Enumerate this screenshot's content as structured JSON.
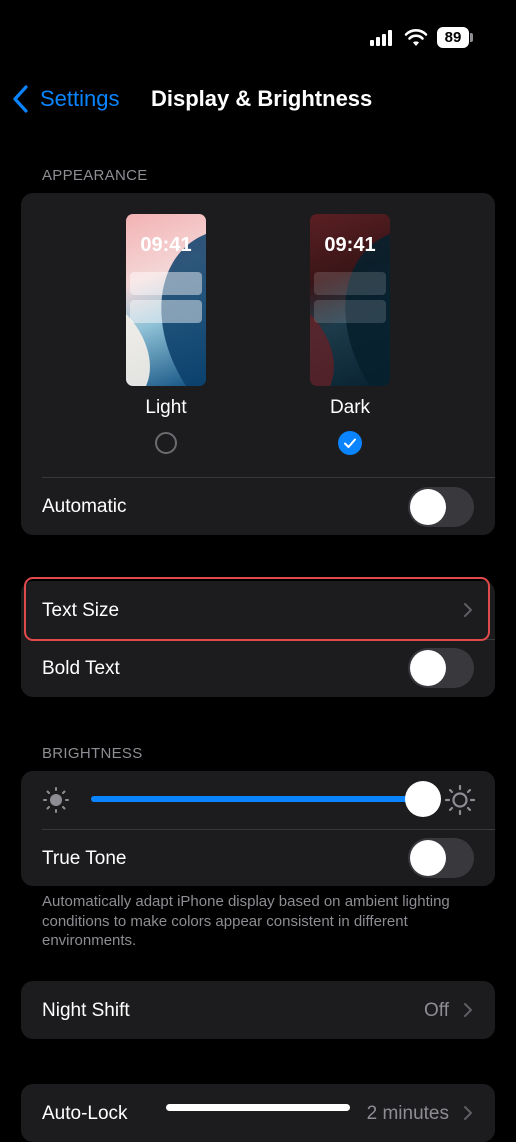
{
  "status_bar": {
    "battery": "89"
  },
  "nav": {
    "back_label": "Settings",
    "title": "Display & Brightness"
  },
  "appearance": {
    "section_label": "APPEARANCE",
    "light": {
      "time": "09:41",
      "label": "Light",
      "selected": false
    },
    "dark": {
      "time": "09:41",
      "label": "Dark",
      "selected": true
    },
    "automatic": {
      "label": "Automatic",
      "on": false
    }
  },
  "text": {
    "text_size_label": "Text Size",
    "bold_text": {
      "label": "Bold Text",
      "on": false
    }
  },
  "brightness": {
    "section_label": "BRIGHTNESS",
    "level": 1.0,
    "true_tone": {
      "label": "True Tone",
      "on": false
    },
    "footnote": "Automatically adapt iPhone display based on ambient lighting conditions to make colors appear consistent in different environments."
  },
  "night_shift": {
    "label": "Night Shift",
    "value": "Off"
  },
  "auto_lock": {
    "label": "Auto-Lock",
    "value": "2 minutes"
  },
  "colors": {
    "accent": "#0a84ff",
    "highlight": "#e04a4a",
    "card": "#1c1c1e"
  }
}
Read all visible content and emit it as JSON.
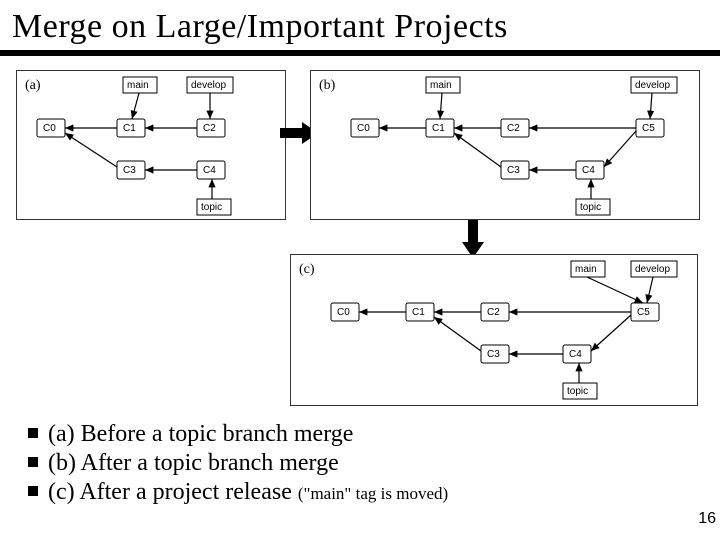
{
  "title": "Merge on Large/Important Projects",
  "page_number": "16",
  "panels": {
    "a": {
      "label": "(a)",
      "branches": {
        "main": "main",
        "develop": "develop",
        "topic": "topic"
      },
      "commits": [
        "C0",
        "C1",
        "C2",
        "C3",
        "C4"
      ]
    },
    "b": {
      "label": "(b)",
      "branches": {
        "main": "main",
        "develop": "develop",
        "topic": "topic"
      },
      "commits": [
        "C0",
        "C1",
        "C2",
        "C3",
        "C4",
        "C5"
      ]
    },
    "c": {
      "label": "(c)",
      "branches": {
        "main": "main",
        "develop": "develop",
        "topic": "topic"
      },
      "commits": [
        "C0",
        "C1",
        "C2",
        "C3",
        "C4",
        "C5"
      ]
    }
  },
  "bullets": [
    {
      "text": "(a) Before a topic branch merge",
      "tail": ""
    },
    {
      "text": "(b) After a topic branch merge",
      "tail": ""
    },
    {
      "text": "(c) After a project release ",
      "tail": "(\"main\" tag is moved)"
    }
  ]
}
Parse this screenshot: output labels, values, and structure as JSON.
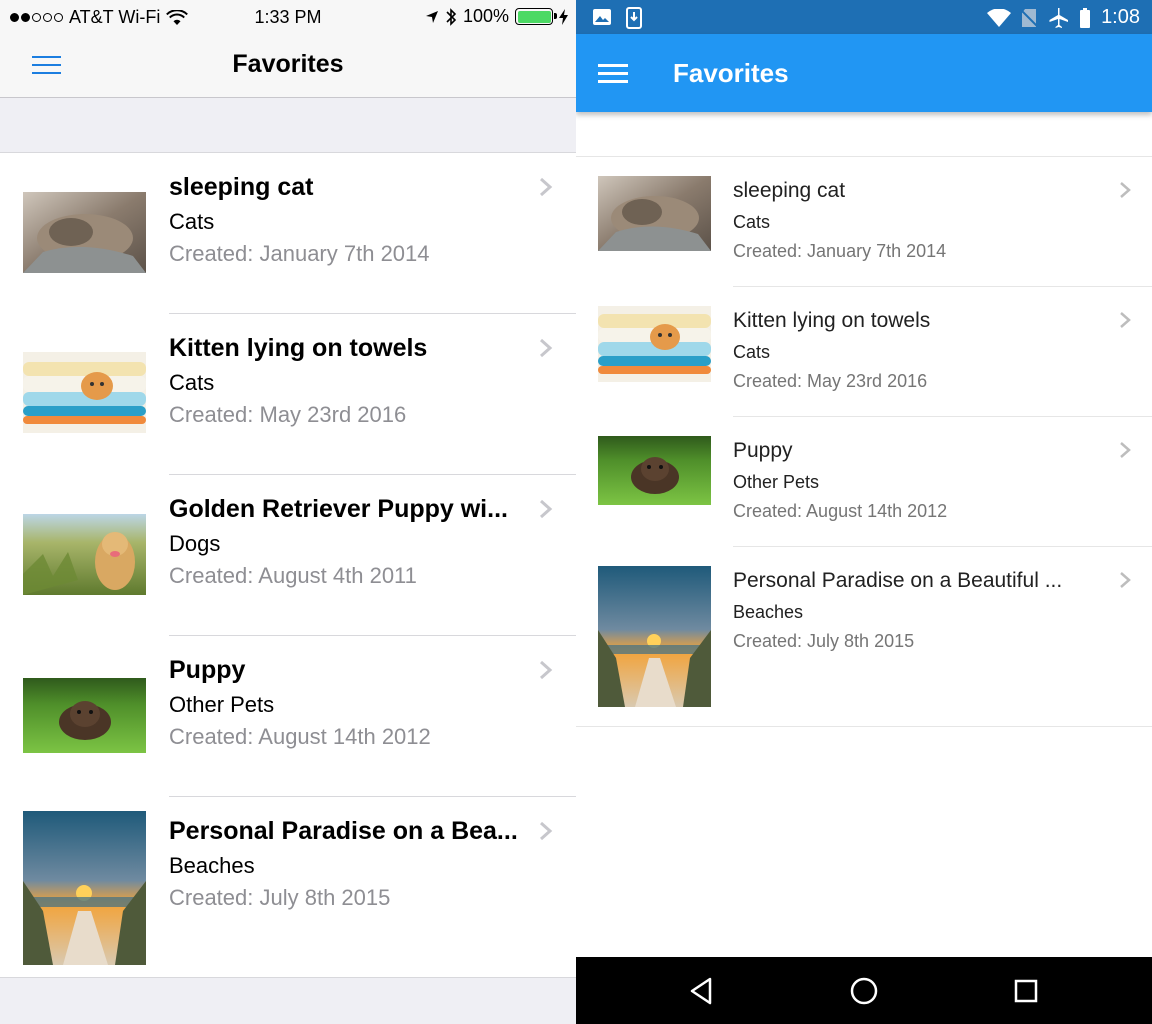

=-=-=

_Problem description_:
In the records above, find each line holding "this" and copy it.

_Complete answer_:
Enumerate this screenshot's content as structured JSON.
Parse this screenshot: output labels, values, and structure as JSON.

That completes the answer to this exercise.